▶ _Exercise description_: Print the entries verbatim, leaving out the images they contain.

Stored records:
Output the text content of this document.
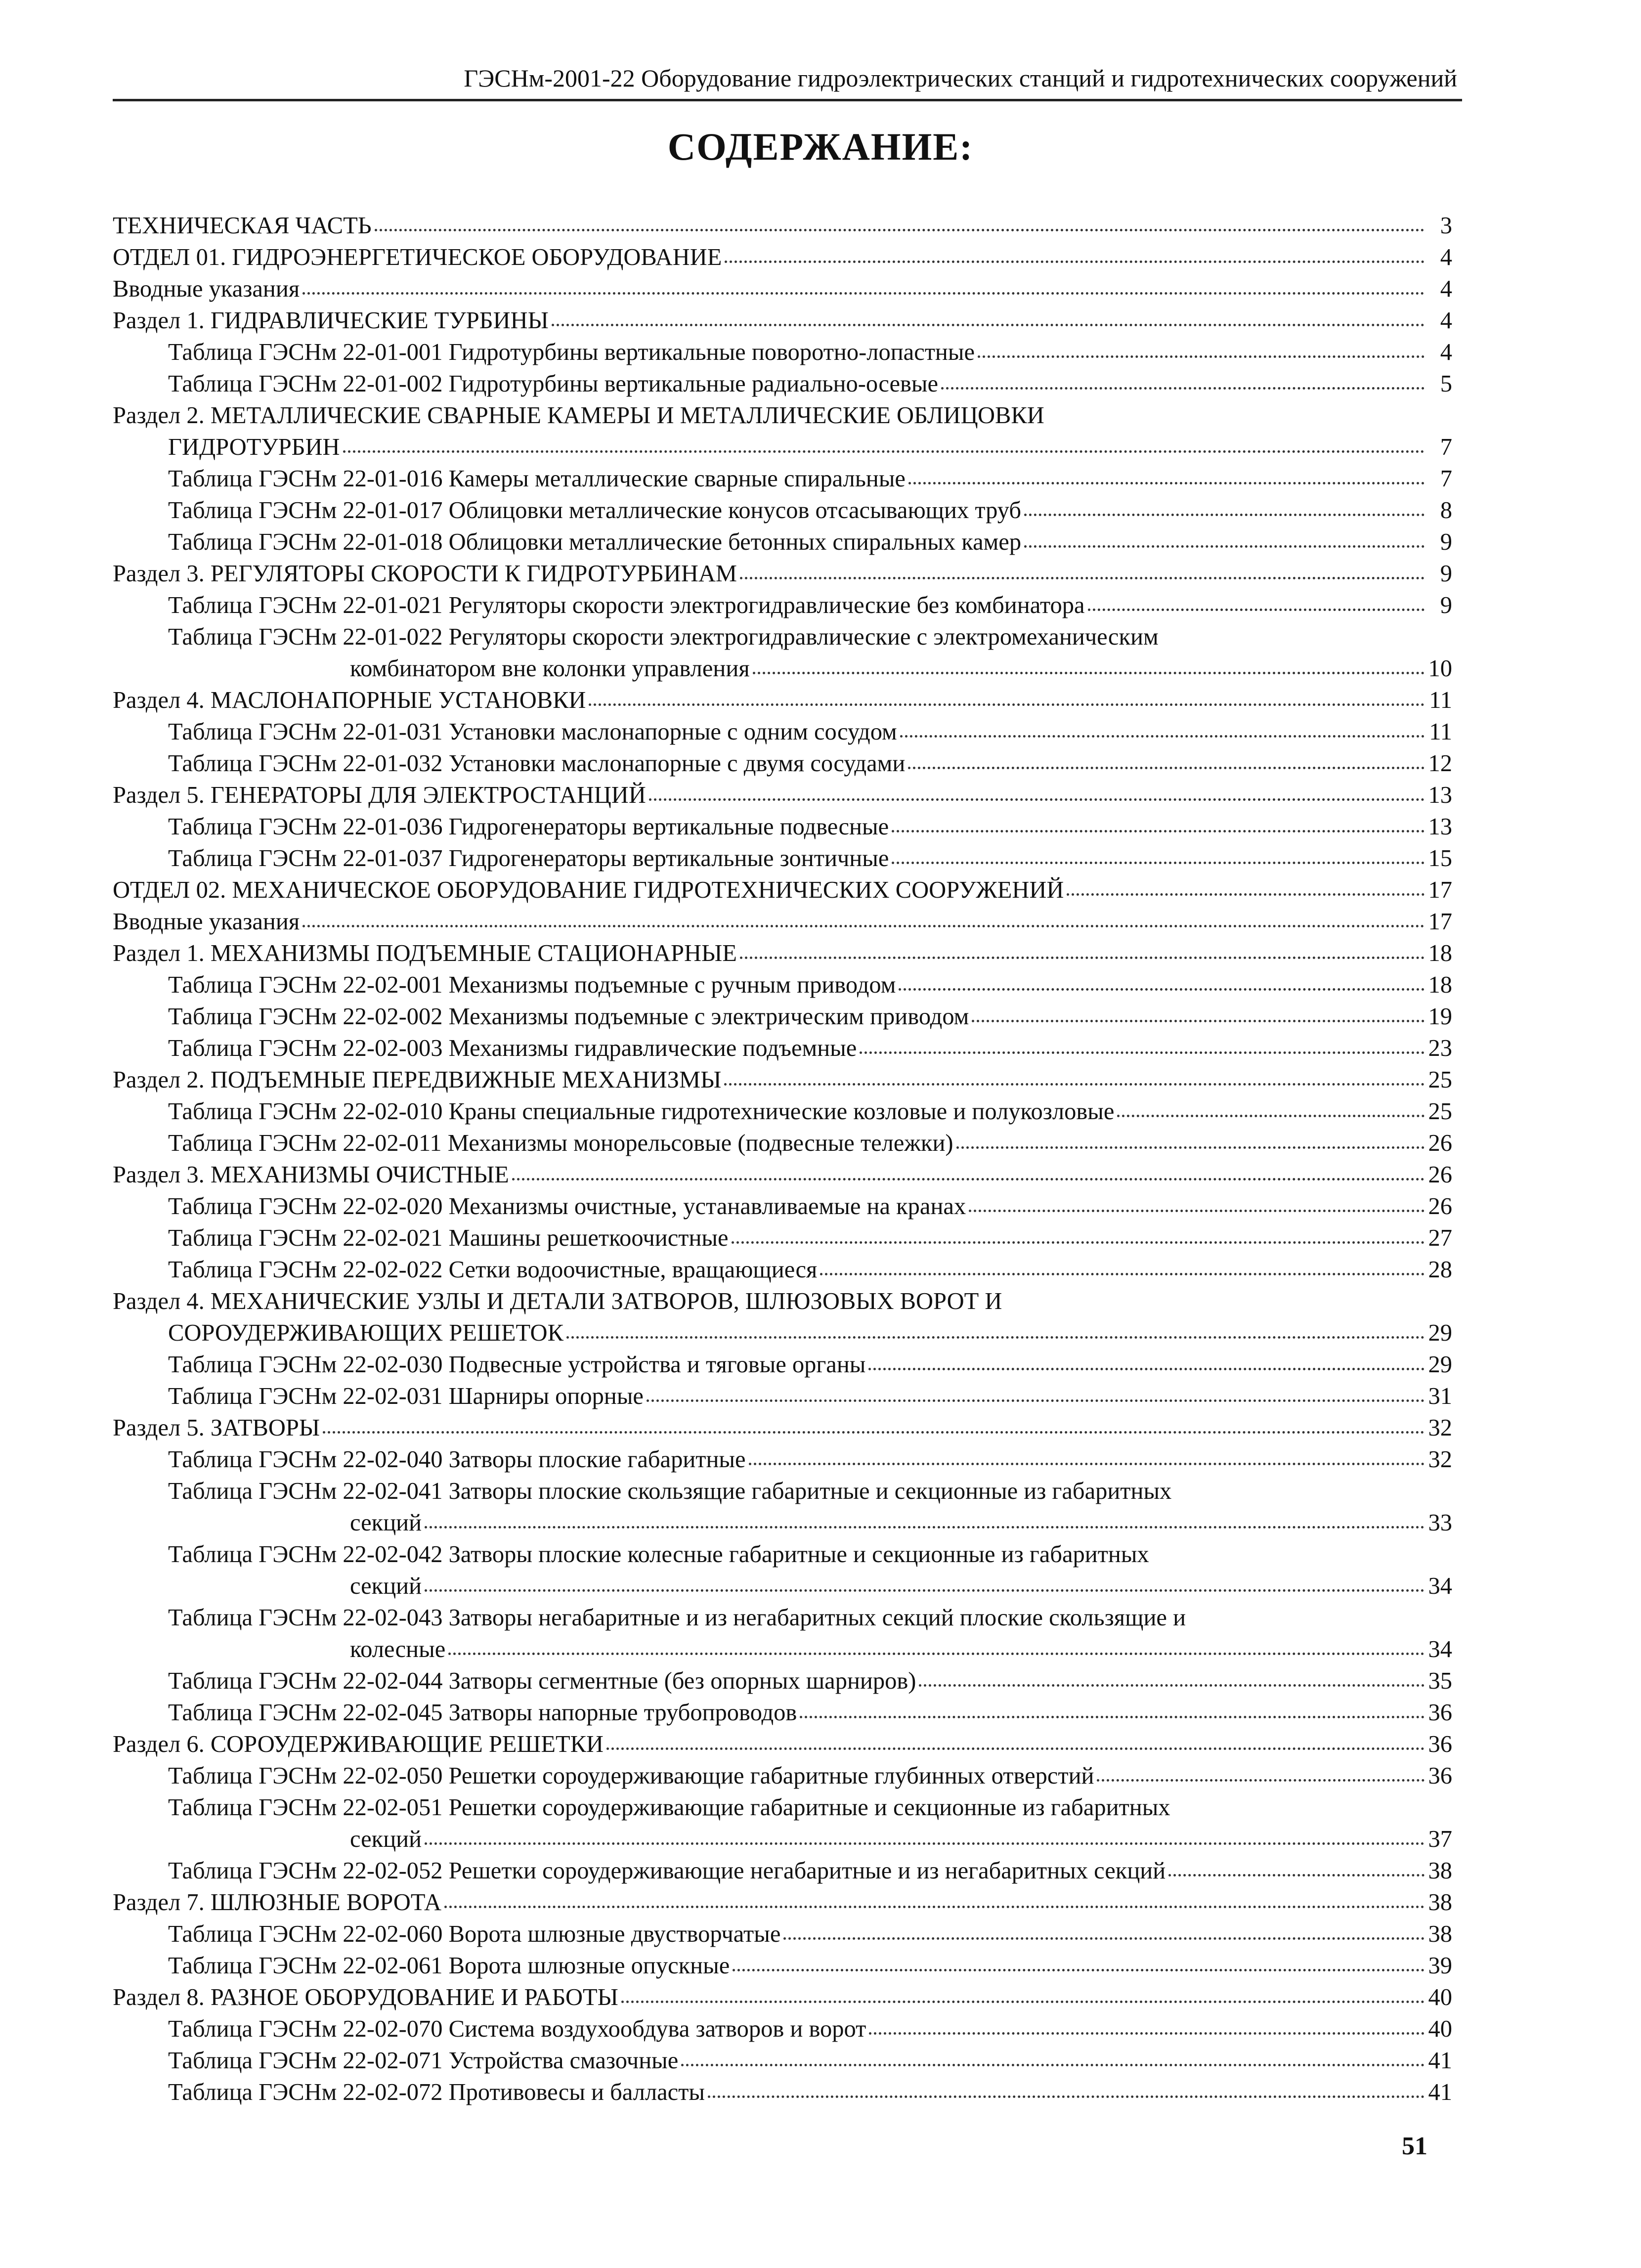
ГЭСНм-2001-22 Оборудование гидроэлектрических станций и гидротехнических сооружений
СОДЕРЖАНИЕ:
ТЕХНИЧЕСКАЯ ЧАСТЬ	3
ОТДЕЛ 01. ГИДРОЭНЕРГЕТИЧЕСКОЕ ОБОРУДОВАНИЕ	4
Вводные указания	4
Раздел 1. ГИДРАВЛИЧЕСКИЕ ТУРБИНЫ	4
Таблица ГЭСНм 22-01-001 Гидротурбины вертикальные поворотно-лопастные	4
Таблица ГЭСНм 22-01-002 Гидротурбины вертикальные радиально-осевые	5
Раздел 2. МЕТАЛЛИЧЕСКИЕ СВАРНЫЕ КАМЕРЫ И МЕТАЛЛИЧЕСКИЕ ОБЛИЦОВКИ
ГИДРОТУРБИН	7
Таблица ГЭСНм 22-01-016 Камеры металлические сварные спиральные	7
Таблица ГЭСНм 22-01-017 Облицовки металлические конусов отсасывающих труб	8
Таблица ГЭСНм 22-01-018 Облицовки металлические бетонных спиральных камер	9
Раздел 3. РЕГУЛЯТОРЫ СКОРОСТИ К ГИДРОТУРБИНАМ	9
Таблица ГЭСНм 22-01-021 Регуляторы скорости электрогидравлические без комбинатора	9
Таблица ГЭСНм 22-01-022 Регуляторы скорости электрогидравлические с электромеханическим
комбинатором вне колонки управления	10
Раздел 4. МАСЛОНАПОРНЫЕ УСТАНОВКИ	11
Таблица ГЭСНм 22-01-031 Установки маслонапорные с одним сосудом	11
Таблица ГЭСНм 22-01-032 Установки маслонапорные с двумя сосудами	12
Раздел 5. ГЕНЕРАТОРЫ ДЛЯ ЭЛЕКТРОСТАНЦИЙ	13
Таблица ГЭСНм 22-01-036 Гидрогенераторы вертикальные подвесные	13
Таблица ГЭСНм 22-01-037 Гидрогенераторы вертикальные зонтичные	15
ОТДЕЛ 02. МЕХАНИЧЕСКОЕ ОБОРУДОВАНИЕ ГИДРОТЕХНИЧЕСКИХ СООРУЖЕНИЙ	17
Вводные указания	17
Раздел 1. МЕХАНИЗМЫ ПОДЪЕМНЫЕ СТАЦИОНАРНЫЕ	18
Таблица ГЭСНм 22-02-001 Механизмы подъемные с ручным приводом	18
Таблица ГЭСНм 22-02-002 Механизмы подъемные с электрическим приводом	19
Таблица ГЭСНм 22-02-003 Механизмы гидравлические подъемные	23
Раздел 2. ПОДЪЕМНЫЕ ПЕРЕДВИЖНЫЕ МЕХАНИЗМЫ	25
Таблица ГЭСНм 22-02-010 Краны специальные гидротехнические козловые и полукозловые	25
Таблица ГЭСНм 22-02-011 Механизмы монорельсовые (подвесные тележки)	26
Раздел 3. МЕХАНИЗМЫ ОЧИСТНЫЕ	26
Таблица ГЭСНм 22-02-020 Механизмы очистные, устанавливаемые на кранах	26
Таблица ГЭСНм 22-02-021 Машины решеткоочистные	27
Таблица ГЭСНм 22-02-022 Сетки водоочистные, вращающиеся	28
Раздел 4. МЕХАНИЧЕСКИЕ УЗЛЫ И ДЕТАЛИ ЗАТВОРОВ, ШЛЮЗОВЫХ ВОРОТ И
СОРОУДЕРЖИВАЮЩИХ РЕШЕТОК	29
Таблица ГЭСНм 22-02-030 Подвесные устройства и тяговые органы	29
Таблица ГЭСНм 22-02-031 Шарниры опорные	31
Раздел 5. ЗАТВОРЫ	32
Таблица ГЭСНм 22-02-040 Затворы плоские габаритные	32
Таблица ГЭСНм 22-02-041 Затворы плоские скользящие габаритные и секционные из габаритных
секций	33
Таблица ГЭСНм 22-02-042 Затворы плоские колесные габаритные и секционные из габаритных
секций	34
Таблица ГЭСНм 22-02-043 Затворы негабаритные и из негабаритных секций плоские скользящие и
колесные	34
Таблица ГЭСНм 22-02-044 Затворы сегментные (без опорных шарниров)	35
Таблица ГЭСНм 22-02-045 Затворы напорные трубопроводов	36
Раздел 6. СОРОУДЕРЖИВАЮЩИЕ РЕШЕТКИ	36
Таблица ГЭСНм 22-02-050 Решетки сороудерживающие габаритные глубинных отверстий	36
Таблица ГЭСНм 22-02-051 Решетки сороудерживающие габаритные и секционные из габаритных
секций	37
Таблица ГЭСНм 22-02-052 Решетки сороудерживающие негабаритные и из негабаритных секций	38
Раздел 7. ШЛЮЗНЫЕ ВОРОТА	38
Таблица ГЭСНм 22-02-060 Ворота шлюзные двустворчатые	38
Таблица ГЭСНм 22-02-061 Ворота шлюзные опускные	39
Раздел 8. РАЗНОЕ ОБОРУДОВАНИЕ И РАБОТЫ	40
Таблица ГЭСНм 22-02-070 Система воздухообдува затворов и ворот	40
Таблица ГЭСНм 22-02-071 Устройства смазочные	41
Таблица ГЭСНм 22-02-072 Противовесы и балласты	41
51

▶ _Answer to this task_:
Output the text content of this document.
ГЭСНм-2001-22 Оборудование гидроэлектрических станций и гидротехнических сооружений
СОДЕРЖАНИЕ:
ТЕХНИЧЕСКАЯ ЧАСТЬ	3
ОТДЕЛ 01. ГИДРОЭНЕРГЕТИЧЕСКОЕ ОБОРУДОВАНИЕ	4
Вводные указания	4
Раздел 1. ГИДРАВЛИЧЕСКИЕ ТУРБИНЫ	4
Таблица ГЭСНм 22-01-001 Гидротурбины вертикальные поворотно-лопастные	4
Таблица ГЭСНм 22-01-002 Гидротурбины вертикальные радиально-осевые	5
Раздел 2. МЕТАЛЛИЧЕСКИЕ СВАРНЫЕ КАМЕРЫ И МЕТАЛЛИЧЕСКИЕ ОБЛИЦОВКИ
ГИДРОТУРБИН	7
Таблица ГЭСНм 22-01-016 Камеры металлические сварные спиральные	7
Таблица ГЭСНм 22-01-017 Облицовки металлические конусов отсасывающих труб	8
Таблица ГЭСНм 22-01-018 Облицовки металлические бетонных спиральных камер	9
Раздел 3. РЕГУЛЯТОРЫ СКОРОСТИ К ГИДРОТУРБИНАМ	9
Таблица ГЭСНм 22-01-021 Регуляторы скорости электрогидравлические без комбинатора	9
Таблица ГЭСНм 22-01-022 Регуляторы скорости электрогидравлические с электромеханическим
комбинатором вне колонки управления	10
Раздел 4. МАСЛОНАПОРНЫЕ УСТАНОВКИ	11
Таблица ГЭСНм 22-01-031 Установки маслонапорные с одним сосудом	11
Таблица ГЭСНм 22-01-032 Установки маслонапорные с двумя сосудами	12
Раздел 5. ГЕНЕРАТОРЫ ДЛЯ ЭЛЕКТРОСТАНЦИЙ	13
Таблица ГЭСНм 22-01-036 Гидрогенераторы вертикальные подвесные	13
Таблица ГЭСНм 22-01-037 Гидрогенераторы вертикальные зонтичные	15
ОТДЕЛ 02. МЕХАНИЧЕСКОЕ ОБОРУДОВАНИЕ ГИДРОТЕХНИЧЕСКИХ СООРУЖЕНИЙ	17
Вводные указания	17
Раздел 1. МЕХАНИЗМЫ ПОДЪЕМНЫЕ СТАЦИОНАРНЫЕ	18
Таблица ГЭСНм 22-02-001 Механизмы подъемные с ручным приводом	18
Таблица ГЭСНм 22-02-002 Механизмы подъемные с электрическим приводом	19
Таблица ГЭСНм 22-02-003 Механизмы гидравлические подъемные	23
Раздел 2. ПОДЪЕМНЫЕ ПЕРЕДВИЖНЫЕ МЕХАНИЗМЫ	25
Таблица ГЭСНм 22-02-010 Краны специальные гидротехнические козловые и полукозловые	25
Таблица ГЭСНм 22-02-011 Механизмы монорельсовые (подвесные тележки)	26
Раздел 3. МЕХАНИЗМЫ ОЧИСТНЫЕ	26
Таблица ГЭСНм 22-02-020 Механизмы очистные, устанавливаемые на кранах	26
Таблица ГЭСНм 22-02-021 Машины решеткоочистные	27
Таблица ГЭСНм 22-02-022 Сетки водоочистные, вращающиеся	28
Раздел 4. МЕХАНИЧЕСКИЕ УЗЛЫ И ДЕТАЛИ ЗАТВОРОВ, ШЛЮЗОВЫХ ВОРОТ И
СОРОУДЕРЖИВАЮЩИХ РЕШЕТОК	29
Таблица ГЭСНм 22-02-030 Подвесные устройства и тяговые органы	29
Таблица ГЭСНм 22-02-031 Шарниры опорные	31
Раздел 5. ЗАТВОРЫ	32
Таблица ГЭСНм 22-02-040 Затворы плоские габаритные	32
Таблица ГЭСНм 22-02-041 Затворы плоские скользящие габаритные и секционные из габаритных
секций	33
Таблица ГЭСНм 22-02-042 Затворы плоские колесные габаритные и секционные из габаритных
секций	34
Таблица ГЭСНм 22-02-043 Затворы негабаритные и из негабаритных секций плоские скользящие и
колесные	34
Таблица ГЭСНм 22-02-044 Затворы сегментные (без опорных шарниров)	35
Таблица ГЭСНм 22-02-045 Затворы напорные трубопроводов	36
Раздел 6. СОРОУДЕРЖИВАЮЩИЕ РЕШЕТКИ	36
Таблица ГЭСНм 22-02-050 Решетки сороудерживающие габаритные глубинных отверстий	36
Таблица ГЭСНм 22-02-051 Решетки сороудерживающие габаритные и секционные из габаритных
секций	37
Таблица ГЭСНм 22-02-052 Решетки сороудерживающие негабаритные и из негабаритных секций	38
Раздел 7. ШЛЮЗНЫЕ ВОРОТА	38
Таблица ГЭСНм 22-02-060 Ворота шлюзные двустворчатые	38
Таблица ГЭСНм 22-02-061 Ворота шлюзные опускные	39
Раздел 8. РАЗНОЕ ОБОРУДОВАНИЕ И РАБОТЫ	40
Таблица ГЭСНм 22-02-070 Система воздухообдува затворов и ворот	40
Таблица ГЭСНм 22-02-071 Устройства смазочные	41
Таблица ГЭСНм 22-02-072 Противовесы и балласты	41
51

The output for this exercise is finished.